■ PROVIDED RECORDS ■
------------
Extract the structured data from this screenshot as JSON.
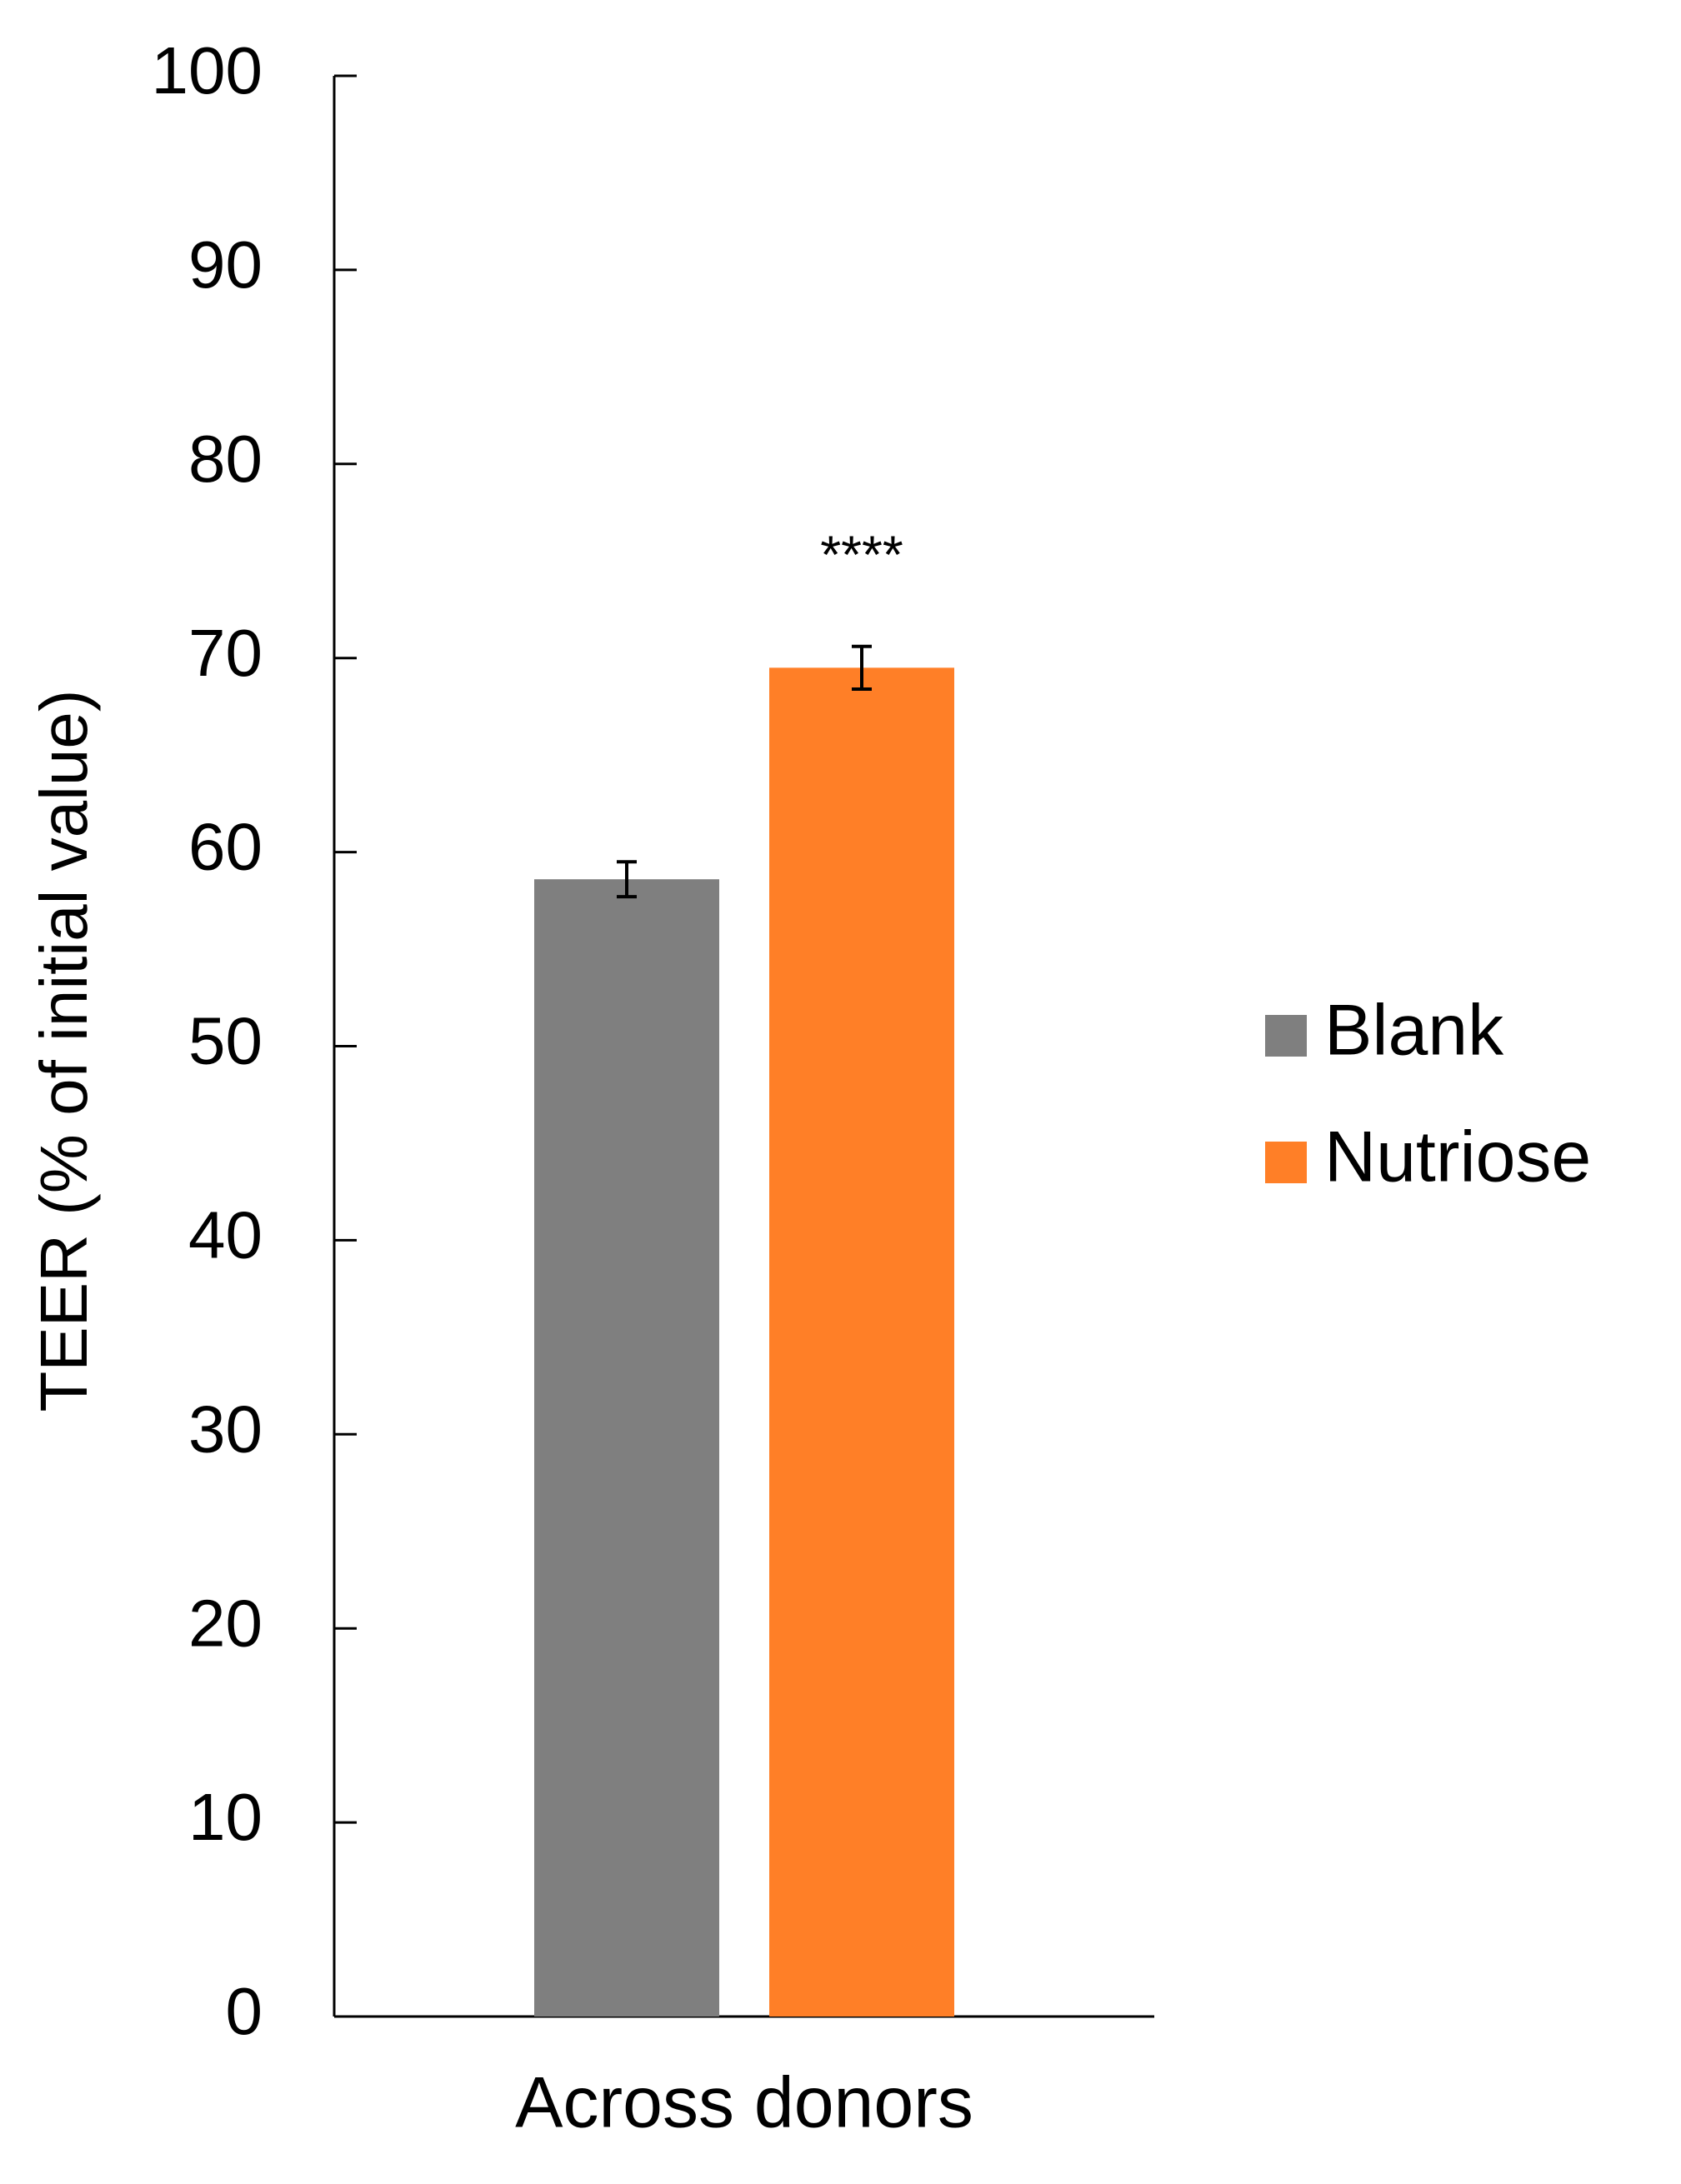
{
  "chart_data": {
    "type": "bar",
    "ylabel": "TEER (% of initial value)",
    "categories": [
      "Across donors"
    ],
    "series": [
      {
        "name": "Blank",
        "color": "#7f7f7f",
        "values": [
          58.6
        ],
        "errors": [
          0.9
        ]
      },
      {
        "name": "Nutriose",
        "color": "#ff7f27",
        "values": [
          69.5
        ],
        "errors": [
          1.1
        ]
      }
    ],
    "annotation": "****",
    "ylim": [
      0,
      100
    ],
    "yticks": [
      0,
      10,
      20,
      30,
      40,
      50,
      60,
      70,
      80,
      90,
      100
    ],
    "grid": false,
    "legend": "right"
  }
}
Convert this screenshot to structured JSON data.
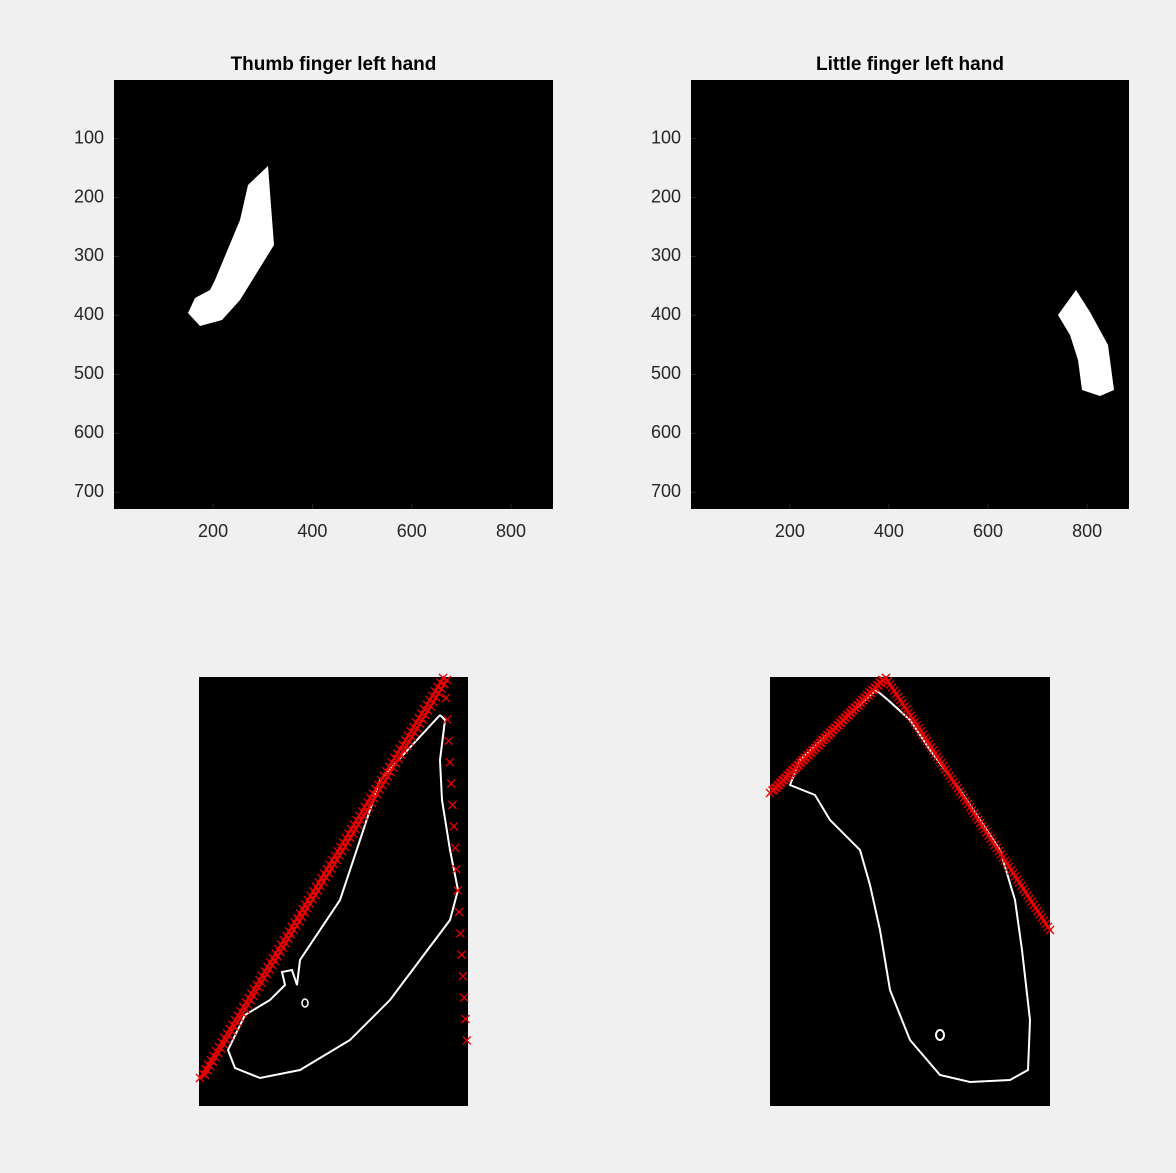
{
  "chart_data": [
    {
      "type": "image",
      "title": "Thumb finger left hand",
      "xlim": [
        0.5,
        884.5
      ],
      "ylim": [
        0.5,
        728.5
      ],
      "y_reversed": true,
      "xticks": [
        200,
        400,
        600,
        800
      ],
      "yticks": [
        100,
        200,
        300,
        400,
        500,
        600,
        700
      ]
    },
    {
      "type": "image",
      "title": "Little finger left hand",
      "xlim": [
        0.5,
        884.5
      ],
      "ylim": [
        0.5,
        728.5
      ],
      "y_reversed": true,
      "xticks": [
        200,
        400,
        600,
        800
      ],
      "yticks": [
        100,
        200,
        300,
        400,
        500,
        600,
        700
      ]
    },
    {
      "type": "image"
    },
    {
      "type": "image"
    }
  ]
}
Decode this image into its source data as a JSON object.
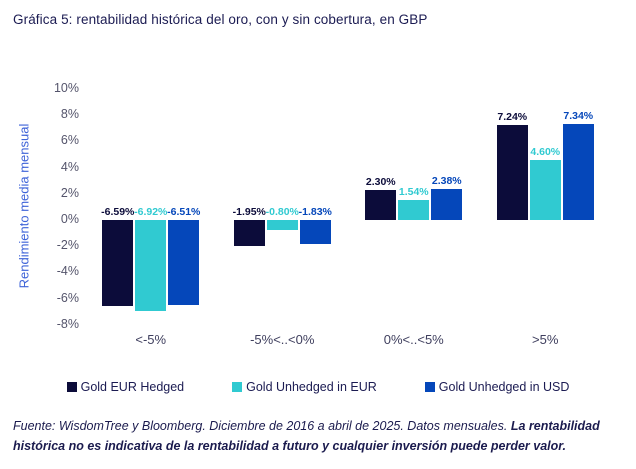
{
  "title": "Gráfica 5: rentabilidad histórica del oro, con y sin cobertura, en GBP",
  "chart_data": {
    "type": "bar",
    "categories": [
      "<-5%",
      "-5%<..<0%",
      "0%<..<5%",
      ">5%"
    ],
    "series": [
      {
        "name": "Gold EUR Hedged",
        "color": "#0c0c3a",
        "values": [
          -6.59,
          -1.95,
          2.3,
          7.24
        ]
      },
      {
        "name": "Gold Unhedged in EUR",
        "color": "#30cad1",
        "values": [
          -6.92,
          -0.8,
          1.54,
          4.6
        ]
      },
      {
        "name": "Gold Unhedged in USD",
        "color": "#0547ba",
        "values": [
          -6.51,
          -1.83,
          2.38,
          7.34
        ]
      }
    ],
    "ylabel": "Rendimiento media mensual",
    "xlabel": "",
    "ylim": [
      -8,
      10
    ],
    "ytick_step": 2,
    "ytick_suffix": "%",
    "data_label_decimals": 2,
    "data_label_suffix": "%",
    "grid": false,
    "legend_position": "bottom"
  },
  "footer": {
    "normal": "Fuente: WisdomTree y Bloomberg. Diciembre de 2016 a abril de 2025. Datos mensuales. ",
    "bold": "La rentabilidad histórica no es indicativa de la rentabilidad a futuro y cualquier inversión puede perder valor."
  }
}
------------
■ STATED EXERCISE ■
Keep the pictures out of your copy, and repeat every entry above exactly.

■ FINAL ANSWER ■
Extract the structured data from this screenshot as JSON.
{
  "chart_data": {
    "type": "bar",
    "ylabel": "TEER (% of initial value)",
    "categories": [
      "Across donors"
    ],
    "series": [
      {
        "name": "Blank",
        "color": "#7f7f7f",
        "values": [
          58.6
        ],
        "errors": [
          0.9
        ]
      },
      {
        "name": "Nutriose",
        "color": "#ff7f27",
        "values": [
          69.5
        ],
        "errors": [
          1.1
        ]
      }
    ],
    "annotation": "****",
    "ylim": [
      0,
      100
    ],
    "yticks": [
      0,
      10,
      20,
      30,
      40,
      50,
      60,
      70,
      80,
      90,
      100
    ],
    "grid": false,
    "legend": "right"
  }
}
Convert this screenshot to structured JSON data.
{
  "chart_data": [
    {
      "type": "image",
      "title": "Thumb finger left hand",
      "xlim": [
        0.5,
        884.5
      ],
      "ylim": [
        0.5,
        728.5
      ],
      "y_reversed": true,
      "xticks": [
        200,
        400,
        600,
        800
      ],
      "yticks": [
        100,
        200,
        300,
        400,
        500,
        600,
        700
      ]
    },
    {
      "type": "image",
      "title": "Little finger left hand",
      "xlim": [
        0.5,
        884.5
      ],
      "ylim": [
        0.5,
        728.5
      ],
      "y_reversed": true,
      "xticks": [
        200,
        400,
        600,
        800
      ],
      "yticks": [
        100,
        200,
        300,
        400,
        500,
        600,
        700
      ]
    },
    {
      "type": "image"
    },
    {
      "type": "image"
    }
  ]
}
Decode this image into its source data as a JSON object.
{
  "title": "Gráfica 5: rentabilidad histórica del oro, con y sin cobertura, en GBP",
  "chart_data": {
    "type": "bar",
    "categories": [
      "<-5%",
      "-5%<..<0%",
      "0%<..<5%",
      ">5%"
    ],
    "series": [
      {
        "name": "Gold EUR Hedged",
        "color": "#0c0c3a",
        "values": [
          -6.59,
          -1.95,
          2.3,
          7.24
        ]
      },
      {
        "name": "Gold Unhedged in EUR",
        "color": "#30cad1",
        "values": [
          -6.92,
          -0.8,
          1.54,
          4.6
        ]
      },
      {
        "name": "Gold Unhedged in USD",
        "color": "#0547ba",
        "values": [
          -6.51,
          -1.83,
          2.38,
          7.34
        ]
      }
    ],
    "ylabel": "Rendimiento media mensual",
    "xlabel": "",
    "ylim": [
      -8,
      10
    ],
    "ytick_step": 2,
    "ytick_suffix": "%",
    "data_label_decimals": 2,
    "data_label_suffix": "%",
    "grid": false,
    "legend_position": "bottom"
  },
  "footer": {
    "normal": "Fuente: WisdomTree y Bloomberg. Diciembre de 2016 a abril de 2025. Datos mensuales. ",
    "bold": "La rentabilidad histórica no es indicativa de la rentabilidad a futuro y cualquier inversión puede perder valor."
  }
}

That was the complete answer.